- **Instructions to follow**
Images embedded in the records are excluded; print everything else exactly as given.

[Dataset entries]
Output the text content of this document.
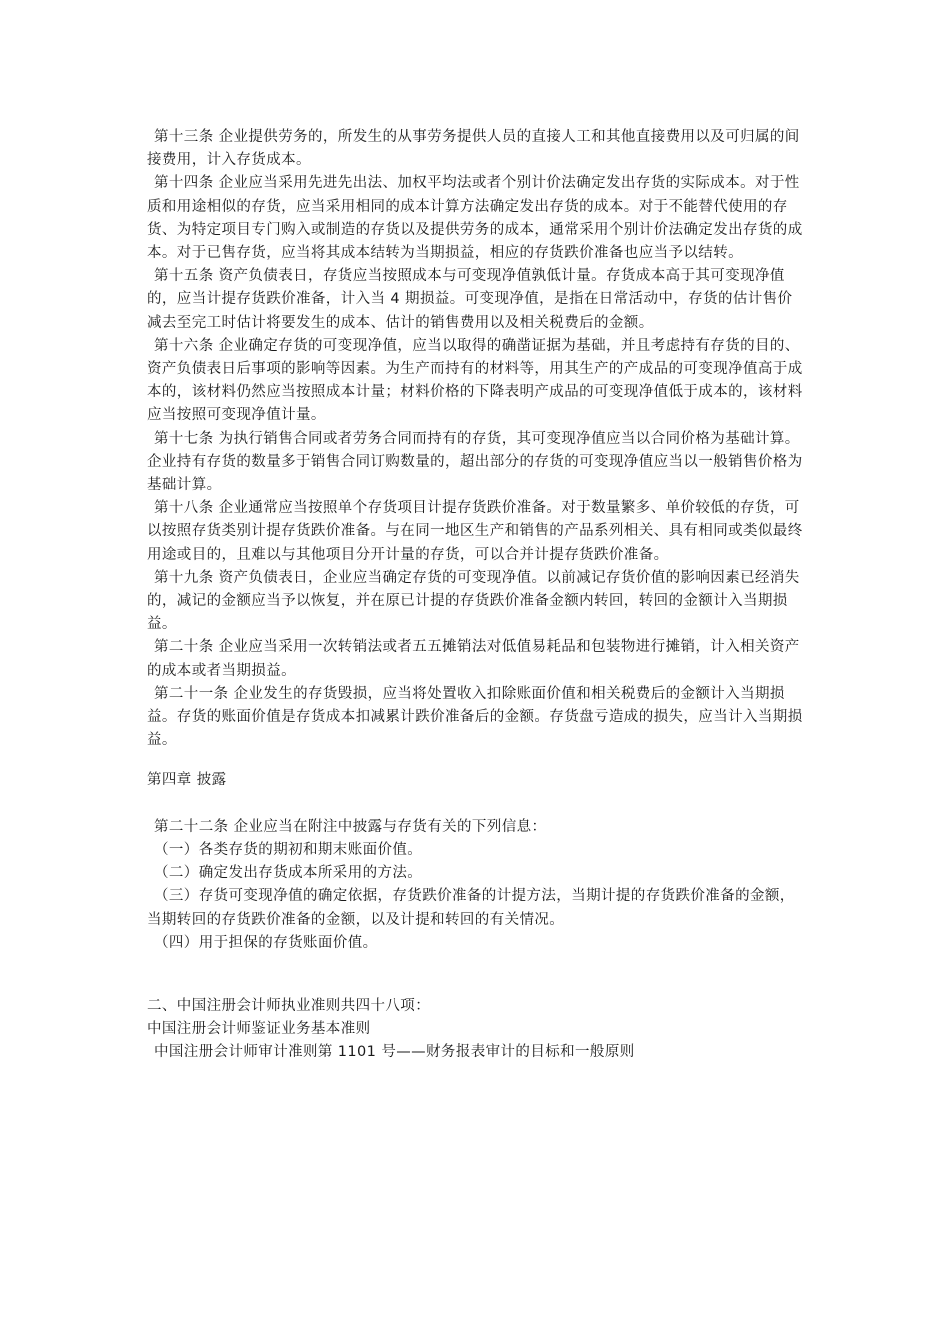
第十三条 企业提供劳务的，所发生的从事劳务提供人员的直接人工和其他直接费用以及可归属的间接费用，计入存货成本。

第十四条 企业应当采用先进先出法、加权平均法或者个别计价法确定发出存货的实际成本。对于性质和用途相似的存货，应当采用相同的成本计算方法确定发出存货的成本。对于不能替代使用的存货、为特定项目专门购入或制造的存货以及提供劳务的成本，通常采用个别计价法确定发出存货的成本。对于已售存货，应当将其成本结转为当期损益，相应的存货跌价准备也应当予以结转。

第十五条 资产负债表日，存货应当按照成本与可变现净值孰低计量。存货成本高于其可变现净值的，应当计提存货跌价准备，计入当 4 期损益。可变现净值，是指在日常活动中，存货的估计售价减去至完工时估计将要发生的成本、估计的销售费用以及相关税费后的金额。

第十六条 企业确定存货的可变现净值，应当以取得的确凿证据为基础，并且考虑持有存货的目的、资产负债表日后事项的影响等因素。为生产而持有的材料等，用其生产的产成品的可变现净值高于成本的，该材料仍然应当按照成本计量；材料价格的下降表明产成品的可变现净值低于成本的，该材料应当按照可变现净值计量。

第十七条 为执行销售合同或者劳务合同而持有的存货，其可变现净值应当以合同价格为基础计算。企业持有存货的数量多于销售合同订购数量的，超出部分的存货的可变现净值应当以一般销售价格为基础计算。

第十八条 企业通常应当按照单个存货项目计提存货跌价准备。对于数量繁多、单价较低的存货，可以按照存货类别计提存货跌价准备。与在同一地区生产和销售的产品系列相关、具有相同或类似最终用途或目的，且难以与其他项目分开计量的存货，可以合并计提存货跌价准备。

第十九条 资产负债表日，企业应当确定存货的可变现净值。以前减记存货价值的影响因素已经消失的，减记的金额应当予以恢复，并在原已计提的存货跌价准备金额内转回，转回的金额计入当期损益。

第二十条 企业应当采用一次转销法或者五五摊销法对低值易耗品和包装物进行摊销，计入相关资产的成本或者当期损益。

第二十一条 企业发生的存货毁损，应当将处置收入扣除账面价值和相关税费后的金额计入当期损益。存货的账面价值是存货成本扣减累计跌价准备后的金额。存货盘亏造成的损失，应当计入当期损益。

第四章 披露

第二十二条 企业应当在附注中披露与存货有关的下列信息：

（一）各类存货的期初和期末账面价值。

（二）确定发出存货成本所采用的方法。

（三）存货可变现净值的确定依据，存货跌价准备的计提方法，当期计提的存货跌价准备的金额，当期转回的存货跌价准备的金额，以及计提和转回的有关情况。

（四）用于担保的存货账面价值。

二、中国注册会计师执业准则共四十八项：

中国注册会计师鉴证业务基本准则

中国注册会计师审计准则第 1101 号——财务报表审计的目标和一般原则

- **Output of the exercise**
Output the text content of this document.
第十三条 企业提供劳务的，所发生的从事劳务提供人员的直接人工和其他直接费用以及可归属的间接费用，计入存货成本。

第十四条 企业应当采用先进先出法、加权平均法或者个别计价法确定发出存货的实际成本。对于性质和用途相似的存货，应当采用相同的成本计算方法确定发出存货的成本。对于不能替代使用的存货、为特定项目专门购入或制造的存货以及提供劳务的成本，通常采用个别计价法确定发出存货的成本。对于已售存货，应当将其成本结转为当期损益，相应的存货跌价准备也应当予以结转。

第十五条 资产负债表日，存货应当按照成本与可变现净值孰低计量。存货成本高于其可变现净值的，应当计提存货跌价准备，计入当 4 期损益。可变现净值，是指在日常活动中，存货的估计售价减去至完工时估计将要发生的成本、估计的销售费用以及相关税费后的金额。

第十六条 企业确定存货的可变现净值，应当以取得的确凿证据为基础，并且考虑持有存货的目的、资产负债表日后事项的影响等因素。为生产而持有的材料等，用其生产的产成品的可变现净值高于成本的，该材料仍然应当按照成本计量；材料价格的下降表明产成品的可变现净值低于成本的，该材料应当按照可变现净值计量。

第十七条 为执行销售合同或者劳务合同而持有的存货，其可变现净值应当以合同价格为基础计算。企业持有存货的数量多于销售合同订购数量的，超出部分的存货的可变现净值应当以一般销售价格为基础计算。

第十八条 企业通常应当按照单个存货项目计提存货跌价准备。对于数量繁多、单价较低的存货，可以按照存货类别计提存货跌价准备。与在同一地区生产和销售的产品系列相关、具有相同或类似最终用途或目的，且难以与其他项目分开计量的存货，可以合并计提存货跌价准备。

第十九条 资产负债表日，企业应当确定存货的可变现净值。以前减记存货价值的影响因素已经消失的，减记的金额应当予以恢复，并在原已计提的存货跌价准备金额内转回，转回的金额计入当期损益。

第二十条 企业应当采用一次转销法或者五五摊销法对低值易耗品和包装物进行摊销，计入相关资产的成本或者当期损益。

第二十一条 企业发生的存货毁损，应当将处置收入扣除账面价值和相关税费后的金额计入当期损益。存货的账面价值是存货成本扣减累计跌价准备后的金额。存货盘亏造成的损失，应当计入当期损益。

第四章 披露

第二十二条 企业应当在附注中披露与存货有关的下列信息：

（一）各类存货的期初和期末账面价值。

（二）确定发出存货成本所采用的方法。

（三）存货可变现净值的确定依据，存货跌价准备的计提方法，当期计提的存货跌价准备的金额，当期转回的存货跌价准备的金额，以及计提和转回的有关情况。

（四）用于担保的存货账面价值。

二、中国注册会计师执业准则共四十八项：

中国注册会计师鉴证业务基本准则

中国注册会计师审计准则第 1101 号——财务报表审计的目标和一般原则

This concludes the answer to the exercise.